§ **TO BE DONE**: Each record must be retyped in full. No character may differ.

Records from a collection:
/---

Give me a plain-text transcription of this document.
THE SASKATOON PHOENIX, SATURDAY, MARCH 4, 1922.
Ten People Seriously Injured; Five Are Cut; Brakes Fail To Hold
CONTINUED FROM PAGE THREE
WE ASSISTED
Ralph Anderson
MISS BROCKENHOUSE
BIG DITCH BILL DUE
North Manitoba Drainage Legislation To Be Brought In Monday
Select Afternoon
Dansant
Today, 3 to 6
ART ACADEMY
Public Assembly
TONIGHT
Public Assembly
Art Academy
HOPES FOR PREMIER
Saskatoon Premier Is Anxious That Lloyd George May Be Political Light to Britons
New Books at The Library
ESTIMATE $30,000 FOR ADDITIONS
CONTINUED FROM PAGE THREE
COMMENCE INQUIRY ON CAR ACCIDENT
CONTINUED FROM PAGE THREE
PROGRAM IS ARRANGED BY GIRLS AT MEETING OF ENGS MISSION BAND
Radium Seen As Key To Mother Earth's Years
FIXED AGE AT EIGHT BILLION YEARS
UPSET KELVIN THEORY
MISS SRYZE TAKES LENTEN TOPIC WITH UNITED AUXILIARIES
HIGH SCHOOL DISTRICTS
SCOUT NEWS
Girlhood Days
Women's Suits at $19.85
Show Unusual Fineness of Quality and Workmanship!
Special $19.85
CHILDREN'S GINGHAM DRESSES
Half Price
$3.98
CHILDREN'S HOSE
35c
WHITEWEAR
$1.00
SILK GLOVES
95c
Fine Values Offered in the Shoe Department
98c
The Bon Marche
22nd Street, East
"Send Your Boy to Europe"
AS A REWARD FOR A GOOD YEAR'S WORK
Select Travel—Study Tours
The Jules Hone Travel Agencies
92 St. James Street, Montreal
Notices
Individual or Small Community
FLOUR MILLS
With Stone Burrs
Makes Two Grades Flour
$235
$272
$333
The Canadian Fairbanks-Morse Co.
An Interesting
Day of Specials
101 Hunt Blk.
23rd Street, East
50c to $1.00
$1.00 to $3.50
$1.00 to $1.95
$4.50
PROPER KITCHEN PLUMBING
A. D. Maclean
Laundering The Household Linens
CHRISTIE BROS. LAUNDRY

\---

§ **THE OUTPUT**:
Give me a plain-text transcription of this document.
THE SASKATOON PHOENIX, SATURDAY, MARCH 4, 1922.
Ten People Seriously Injured; Five Are Cut; Brakes Fail To Hold
CONTINUED FROM PAGE THREE
WE ASSISTED
Ralph Anderson
MISS BROCKENHOUSE
BIG DITCH BILL DUE
North Manitoba Drainage Legislation To Be Brought In Monday
Select Afternoon
Dansant
Today, 3 to 6
ART ACADEMY
Public Assembly
TONIGHT
Public Assembly
Art Academy
HOPES FOR PREMIER
Saskatoon Premier Is Anxious That Lloyd George May Be Political Light to Britons
New Books at The Library
ESTIMATE $30,000 FOR ADDITIONS
CONTINUED FROM PAGE THREE
COMMENCE INQUIRY ON CAR ACCIDENT
CONTINUED FROM PAGE THREE
PROGRAM IS ARRANGED BY GIRLS AT MEETING OF ENGS MISSION BAND
Radium Seen As Key To Mother Earth's Years
FIXED AGE AT EIGHT BILLION YEARS
UPSET KELVIN THEORY
MISS SRYZE TAKES LENTEN TOPIC WITH UNITED AUXILIARIES
HIGH SCHOOL DISTRICTS
SCOUT NEWS
Girlhood Days
Women's Suits at $19.85
Show Unusual Fineness of Quality and Workmanship!
Special $19.85
CHILDREN'S GINGHAM DRESSES
Half Price
$3.98
CHILDREN'S HOSE
35c
WHITEWEAR
$1.00
SILK GLOVES
95c
Fine Values Offered in the Shoe Department
98c
The Bon Marche
22nd Street, East
"Send Your Boy to Europe"
AS A REWARD FOR A GOOD YEAR'S WORK
Select Travel—Study Tours
The Jules Hone Travel Agencies
92 St. James Street, Montreal
Notices
Individual or Small Community
FLOUR MILLS
With Stone Burrs
Makes Two Grades Flour
$235
$272
$333
The Canadian Fairbanks-Morse Co.
An Interesting
Day of Specials
101 Hunt Blk.
23rd Street, East
50c to $1.00
$1.00 to $3.50
$1.00 to $1.95
$4.50
PROPER KITCHEN PLUMBING
A. D. Maclean
Laundering The Household Linens
CHRISTIE BROS. LAUNDRY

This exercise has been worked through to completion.